• [Provided data]
•••
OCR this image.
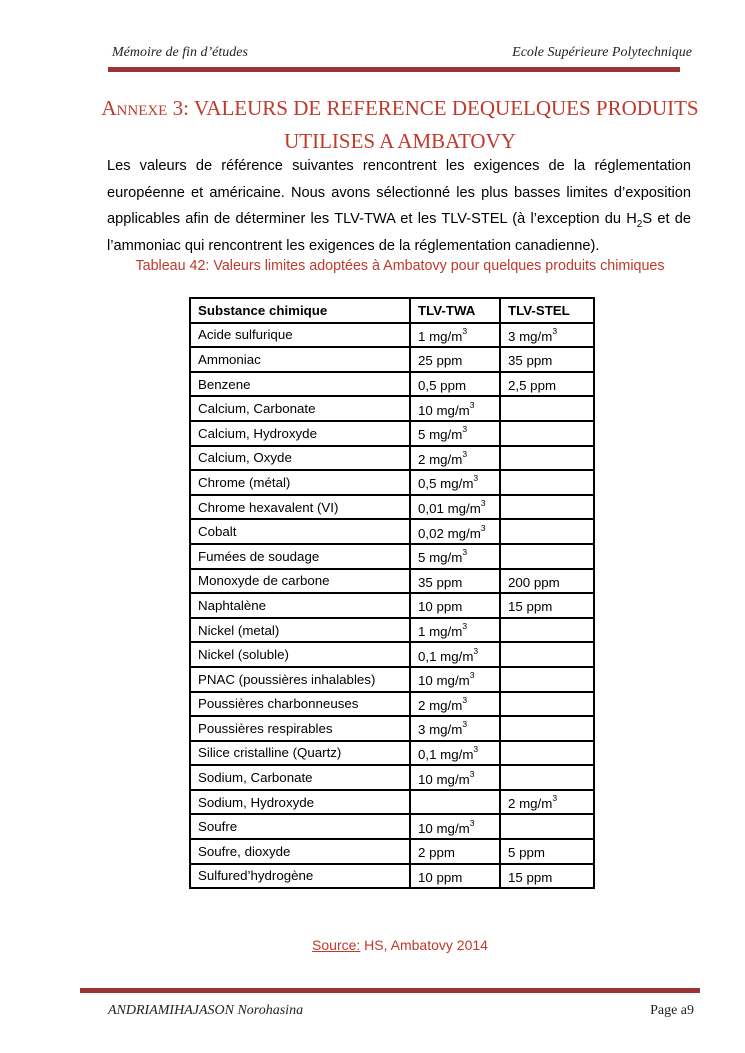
Mémoire de fin d’études	Ecole Supérieure Polytechnique
Annexe 3: VALEURS DE REFERENCE DEQUELQUES PRODUITS
UTILISES A AMBATOVY
Les valeurs de référence suivantes rencontrent les exigences de la réglementation européenne et américaine. Nous avons sélectionné les plus basses limites d’exposition applicables afin de déterminer les TLV-TWA et les TLV-STEL (à l’exception du $H_2S$ et de l’ammoniac qui rencontrent les exigences de la réglementation canadienne).
Tableau 42: Valeurs limites adoptées à Ambatovy pour quelques produits chimiques
Substance chimique	TLV-TWA	TLV-STEL
Acide sulfurique	1 $mg/m^3$	3 $mg/m^3$
Ammoniac	25 ppm	35 ppm
Benzene	0,5 ppm	2,5 ppm
Calcium, Carbonate	10 $mg/m^3$	
Calcium, Hydroxyde	5 $mg/m^3$	
Calcium, Oxyde	2 $mg/m^3$	
Chrome (métal)	0,5 $mg/m^3$	
Chrome hexavalent (VI)	0,01 $mg/m^3$	
Cobalt	0,02 $mg/m^3$	
Fumées de soudage	5 $mg/m^3$	
Monoxyde de carbone	35 ppm	200 ppm
Naphtalène	10 ppm	15 ppm
Nickel (metal)	1 $mg/m^3$	
Nickel (soluble)	0,1 $mg/m^3$	
PNAC (poussières inhalables)	10 $mg/m^3$	
Poussières charbonneuses	2 $mg/m^3$	
Poussières respirables	3 $mg/m^3$	
Silice cristalline (Quartz)	0,1 $mg/m^3$	
Sodium, Carbonate	10 $mg/m^3$	
Sodium, Hydroxyde		2 $mg/m^3$
Soufre	10 $mg/m^3$	
Soufre, dioxyde	2 ppm	5 ppm
Sulfured’hydrogène	10 ppm	15 ppm
Source: HS, Ambatovy 2014
ANDRIAMIHAJASON Norohasina	Page a9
•••
• [What is being asked] Note each line of the entries that has "Carbonate" in it, and copy those lines.

• [Answer for this exercise]
Calcium, Carbonate	10 $mg/m^3$	
Sodium, Carbonate	10 $mg/m^3$	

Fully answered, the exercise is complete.